WHAT TO PRODUCE: Search the data below for "icon"; list each line that holds it.

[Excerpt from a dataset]
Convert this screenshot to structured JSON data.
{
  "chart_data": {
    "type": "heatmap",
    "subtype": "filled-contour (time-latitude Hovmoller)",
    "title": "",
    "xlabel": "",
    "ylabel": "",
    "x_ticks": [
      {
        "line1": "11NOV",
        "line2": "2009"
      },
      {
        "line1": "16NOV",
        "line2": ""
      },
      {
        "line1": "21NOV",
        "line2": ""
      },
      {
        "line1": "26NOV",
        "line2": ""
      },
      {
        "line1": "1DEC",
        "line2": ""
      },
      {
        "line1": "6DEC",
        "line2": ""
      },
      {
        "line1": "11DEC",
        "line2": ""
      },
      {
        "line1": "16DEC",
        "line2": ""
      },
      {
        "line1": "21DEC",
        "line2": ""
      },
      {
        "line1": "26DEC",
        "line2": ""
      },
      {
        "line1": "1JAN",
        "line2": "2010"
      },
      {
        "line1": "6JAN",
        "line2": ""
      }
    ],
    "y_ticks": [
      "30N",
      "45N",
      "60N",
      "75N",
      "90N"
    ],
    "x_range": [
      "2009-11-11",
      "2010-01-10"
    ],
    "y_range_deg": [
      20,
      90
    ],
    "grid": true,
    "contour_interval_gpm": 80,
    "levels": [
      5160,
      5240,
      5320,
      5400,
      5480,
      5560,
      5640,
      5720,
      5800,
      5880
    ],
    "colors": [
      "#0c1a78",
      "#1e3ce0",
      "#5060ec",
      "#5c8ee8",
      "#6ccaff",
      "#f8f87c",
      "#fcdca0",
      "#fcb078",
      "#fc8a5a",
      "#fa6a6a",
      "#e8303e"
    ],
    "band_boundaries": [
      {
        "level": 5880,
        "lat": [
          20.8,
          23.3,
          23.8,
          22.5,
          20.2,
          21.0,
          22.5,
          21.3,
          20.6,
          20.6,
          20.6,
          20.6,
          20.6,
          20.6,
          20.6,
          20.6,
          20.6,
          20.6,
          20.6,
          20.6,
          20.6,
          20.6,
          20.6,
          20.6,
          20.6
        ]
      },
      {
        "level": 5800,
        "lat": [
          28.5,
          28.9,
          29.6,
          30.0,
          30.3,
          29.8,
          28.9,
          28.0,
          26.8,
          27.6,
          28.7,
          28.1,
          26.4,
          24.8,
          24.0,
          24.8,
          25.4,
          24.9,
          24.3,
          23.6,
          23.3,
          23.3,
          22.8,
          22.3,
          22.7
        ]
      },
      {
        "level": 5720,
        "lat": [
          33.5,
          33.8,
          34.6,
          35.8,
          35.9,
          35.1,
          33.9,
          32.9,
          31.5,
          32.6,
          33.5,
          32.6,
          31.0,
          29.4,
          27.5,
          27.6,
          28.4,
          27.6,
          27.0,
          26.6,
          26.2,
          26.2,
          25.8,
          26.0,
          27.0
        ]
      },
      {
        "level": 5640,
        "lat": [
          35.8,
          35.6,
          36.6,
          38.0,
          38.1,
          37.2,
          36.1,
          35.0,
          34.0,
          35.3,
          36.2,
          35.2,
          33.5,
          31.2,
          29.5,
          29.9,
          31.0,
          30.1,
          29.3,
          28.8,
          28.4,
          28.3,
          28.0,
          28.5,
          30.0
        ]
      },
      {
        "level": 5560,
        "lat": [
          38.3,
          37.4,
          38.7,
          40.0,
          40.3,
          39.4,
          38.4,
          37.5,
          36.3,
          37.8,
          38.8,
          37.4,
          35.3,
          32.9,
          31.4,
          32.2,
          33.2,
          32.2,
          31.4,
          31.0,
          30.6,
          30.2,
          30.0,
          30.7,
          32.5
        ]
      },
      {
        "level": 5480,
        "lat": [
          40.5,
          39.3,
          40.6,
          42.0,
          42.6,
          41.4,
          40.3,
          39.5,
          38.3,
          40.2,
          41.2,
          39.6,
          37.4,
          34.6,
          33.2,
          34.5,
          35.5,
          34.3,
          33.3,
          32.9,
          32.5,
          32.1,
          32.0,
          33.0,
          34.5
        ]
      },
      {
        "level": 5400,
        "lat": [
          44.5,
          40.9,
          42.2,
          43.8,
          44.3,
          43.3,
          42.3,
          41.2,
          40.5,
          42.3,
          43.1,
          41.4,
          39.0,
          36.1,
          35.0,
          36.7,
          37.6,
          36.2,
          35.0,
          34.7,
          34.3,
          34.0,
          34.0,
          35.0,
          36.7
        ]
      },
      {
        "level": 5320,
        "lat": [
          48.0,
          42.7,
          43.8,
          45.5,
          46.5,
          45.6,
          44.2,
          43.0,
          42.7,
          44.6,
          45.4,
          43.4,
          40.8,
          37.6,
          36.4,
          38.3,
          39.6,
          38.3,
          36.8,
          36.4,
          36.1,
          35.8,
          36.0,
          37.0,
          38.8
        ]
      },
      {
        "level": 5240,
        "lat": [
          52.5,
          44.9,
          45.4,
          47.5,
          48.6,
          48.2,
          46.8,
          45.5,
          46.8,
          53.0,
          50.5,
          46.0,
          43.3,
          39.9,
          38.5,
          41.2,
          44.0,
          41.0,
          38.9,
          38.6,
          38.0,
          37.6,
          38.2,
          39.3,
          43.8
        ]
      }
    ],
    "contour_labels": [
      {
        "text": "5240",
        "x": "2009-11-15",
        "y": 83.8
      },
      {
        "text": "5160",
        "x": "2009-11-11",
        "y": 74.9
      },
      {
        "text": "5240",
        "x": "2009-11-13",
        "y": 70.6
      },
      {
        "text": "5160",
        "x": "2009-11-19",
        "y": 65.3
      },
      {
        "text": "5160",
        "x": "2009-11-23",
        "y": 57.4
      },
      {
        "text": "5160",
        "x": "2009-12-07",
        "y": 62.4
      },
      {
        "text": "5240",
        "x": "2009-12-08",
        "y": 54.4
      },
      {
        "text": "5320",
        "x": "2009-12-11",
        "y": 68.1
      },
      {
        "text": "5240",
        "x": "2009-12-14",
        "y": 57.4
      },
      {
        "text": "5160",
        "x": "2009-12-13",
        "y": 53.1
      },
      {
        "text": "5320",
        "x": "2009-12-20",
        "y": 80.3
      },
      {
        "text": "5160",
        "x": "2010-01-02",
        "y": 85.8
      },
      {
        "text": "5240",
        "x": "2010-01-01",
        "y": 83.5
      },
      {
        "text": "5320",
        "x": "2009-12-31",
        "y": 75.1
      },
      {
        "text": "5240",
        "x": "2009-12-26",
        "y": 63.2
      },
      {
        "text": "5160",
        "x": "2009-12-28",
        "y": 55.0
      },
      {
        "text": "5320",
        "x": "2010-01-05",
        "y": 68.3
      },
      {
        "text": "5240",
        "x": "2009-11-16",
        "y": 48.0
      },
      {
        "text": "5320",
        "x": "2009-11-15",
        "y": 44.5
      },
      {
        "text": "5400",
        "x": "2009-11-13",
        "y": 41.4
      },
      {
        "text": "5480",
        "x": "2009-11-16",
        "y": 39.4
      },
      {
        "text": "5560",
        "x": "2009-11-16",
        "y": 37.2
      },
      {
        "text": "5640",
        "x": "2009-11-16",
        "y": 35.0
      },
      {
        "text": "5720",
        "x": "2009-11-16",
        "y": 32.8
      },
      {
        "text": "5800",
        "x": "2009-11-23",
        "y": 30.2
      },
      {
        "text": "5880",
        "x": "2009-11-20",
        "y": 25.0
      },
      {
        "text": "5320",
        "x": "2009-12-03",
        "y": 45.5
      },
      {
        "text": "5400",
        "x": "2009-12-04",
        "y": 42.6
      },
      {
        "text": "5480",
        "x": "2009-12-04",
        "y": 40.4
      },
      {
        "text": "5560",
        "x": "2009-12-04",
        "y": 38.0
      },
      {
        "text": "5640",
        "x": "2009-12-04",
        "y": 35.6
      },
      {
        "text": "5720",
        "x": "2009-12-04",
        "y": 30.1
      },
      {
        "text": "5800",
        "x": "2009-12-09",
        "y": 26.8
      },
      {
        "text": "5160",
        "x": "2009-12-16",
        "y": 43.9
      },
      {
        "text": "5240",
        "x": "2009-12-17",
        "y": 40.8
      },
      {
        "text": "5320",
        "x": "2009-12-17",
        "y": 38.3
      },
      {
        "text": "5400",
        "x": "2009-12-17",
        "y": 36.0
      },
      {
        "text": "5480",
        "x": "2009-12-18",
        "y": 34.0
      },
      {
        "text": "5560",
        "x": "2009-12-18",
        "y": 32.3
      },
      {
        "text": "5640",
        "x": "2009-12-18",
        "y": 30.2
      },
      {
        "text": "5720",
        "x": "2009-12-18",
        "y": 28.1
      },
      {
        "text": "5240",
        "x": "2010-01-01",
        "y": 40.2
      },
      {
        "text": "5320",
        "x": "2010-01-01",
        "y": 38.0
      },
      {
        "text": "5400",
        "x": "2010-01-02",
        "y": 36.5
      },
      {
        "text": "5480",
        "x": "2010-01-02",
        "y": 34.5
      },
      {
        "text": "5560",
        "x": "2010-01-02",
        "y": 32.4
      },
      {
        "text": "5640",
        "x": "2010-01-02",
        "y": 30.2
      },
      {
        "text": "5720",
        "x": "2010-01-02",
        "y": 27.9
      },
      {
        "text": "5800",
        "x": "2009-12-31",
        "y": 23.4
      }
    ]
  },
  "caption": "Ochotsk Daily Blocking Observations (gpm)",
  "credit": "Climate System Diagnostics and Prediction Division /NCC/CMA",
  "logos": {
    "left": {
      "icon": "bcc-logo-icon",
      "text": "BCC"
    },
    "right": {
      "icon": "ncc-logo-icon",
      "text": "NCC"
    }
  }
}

TASK SOLUTION:
      "icon": "bcc-logo-icon",
      "icon": "ncc-logo-icon",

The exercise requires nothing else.